And indeed as the old saying goes – reprised by Don Watson in the latest edition of The Monthly – “you will never sell a policy that you have to explain”.
These are less criticisms of the voters themselves – for any journalists in the room who might be inclined to parse my words – than a reflection on the effectiveness or ineffectiveness of the messages and the way they were delivered.
The lessons learnt tie back to other lessons in global democracy which I have borne witness to which I will touch on in a moment. Central to those lessons is the fact that trust is at the core of all leadership and policy making. If you don’t have it, you are impotent. Internationally, the crisis in Israel and Gaza rightly has world attention, amid the potential, not only, for spill over into countries like ours in the form of fragmenting social cohesion, but more directly in the form of large-scale conflict in the Middle East.
I grieve for the thousands of Israeli and Palestinian civilians who have died since the shocking events of October 7. The Hamas terrorist attacks have directly touched thousands of members of my own community in Goldstein, who have loved ones in Israel. The anxiety, indeed, outright fear among people in my community, is palpable. Protests outside a Jewish staffed business in Melbourne on Monday, for example, had constituents utterly petrified.
These feelings are legitimate. They are also not helped by lack of trust in government and the media, even in a country like ours, a multi-cultural success story, where despite all the work happening behind the scenes in government and among security agencies, people feel abandoned, unheard.
We cannot ignore this.
We live in perilous times – perhaps the most perilous since the Cold War in the early 80s or, perhaps, the Cuban missile crisis of the early 60s.
Yet despite our ability to communicate on more platforms than ever before, amid an information age, our ability to meaningfully reach people seems to be worse than ever. Maybe that’s just me.
In 1980, I was 8. Perhaps those of you who were a bit older than I have different reflections on how political leadership was framed, and how the media delivered that information, important information, not words to parse, manipulate and play with, but critical messaging to the public.

# Job:
Pick up the speech above on trust in political leadership and media messaging, and continue it from its last sentence.

# Data block:
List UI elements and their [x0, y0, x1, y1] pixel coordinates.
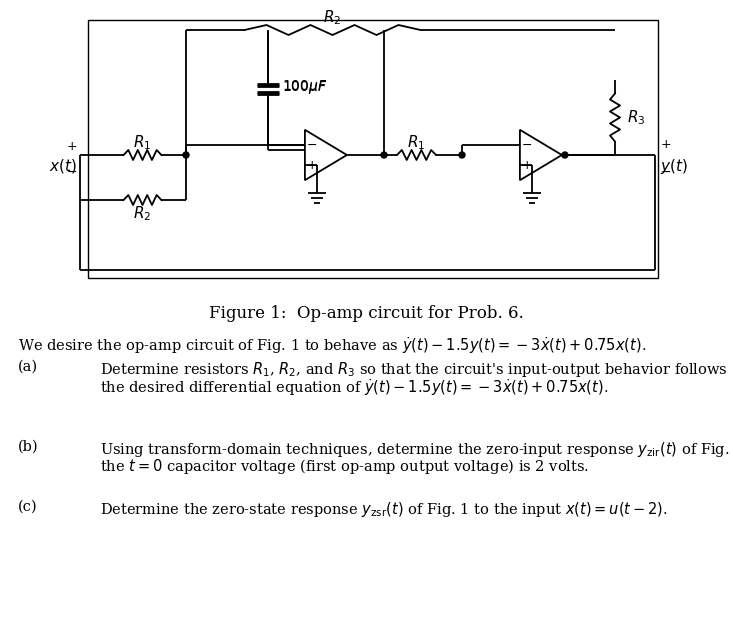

# Response to the exercise:
As a foreign correspondent I reported from around the world.
My reflections that I have just outlined therefore focus on communication, but also people, and an understanding that most things are not binary. In the case of Israel and Gaza specifically, I believe that Hamas is a terrorist organisation, Israel has experienced a horrific attack and has a right to self-defence within the international rules of war, and Palestinian civilians must also be seen, protected and have a right to grieve.
This is a position that not everyone in my community likes, but if you are not true to yourself, how can the public trust you?
As I have said in the parliamentary chamber – “The reality is that actions in times of war disproportionately affect civilians,
and in this case if not carefully executed will cause untold death and destruction, potentially not only in Gaza and again in Israel, but across a region that is always on a knife edge.
“This is a clear and present danger.
“I have seen the results of conflict.
“I speak with sincerity from the dark places where I hide these memories with genuine concern for all people, and I grieve deeply for those affected in my own community touched by the terror that has reached from Israel to Goldstein.”
This gathering celebrates the US Studies Centre’s “Women in the Alliance Initiative” and I congratulate the centre for initiating this important project.
Early in my career as a foreign correspondent, on my second posting to Southeast Asia, my husband Rowan and I landed in Bangkok with a one-year- old and a three-year-old.
At that time, female correspondents with children, especially in broadcast media, were extremely rare, almost non-existent in fact. That has changed since, because just as you can’t be what you can’t see, once you can see it, it becomes possible. As in the job that I am in now, it’s a case of proving it out. Gender equality was one of the four policy pillars on which I was elected, and women were empowered to vote strongly on women’s issues at the last election.
I cannot tell you how many older women who exited the polling booth with their husbands and gave me a sly wink or a covert thumbs up as they passed me. Women want representation – in politics, in business and on the world stage. The initiative you are launching tonight is part of that process.
In the parliament, now, they have it, at least on the Labor side and the cross bench. The Coalition has much work to do.
With that, from a cross bench perspective, the Australian people have put a group of professional women in the room where it happens – a paediatric neurologist, a GP, a midwife, a barrister, an economist, a former local mayor, women who have worked as CEOS and led NGOS, and a foreign correspondent.
We all bring our experiences and our lifelong learning to the table.
Not a bad crew. And, speaking for myself, unencumbered by all the ambition that comes with being a party backbencher trying to get to the front bench. The view from the cross bench is just fine thank you! (For now!)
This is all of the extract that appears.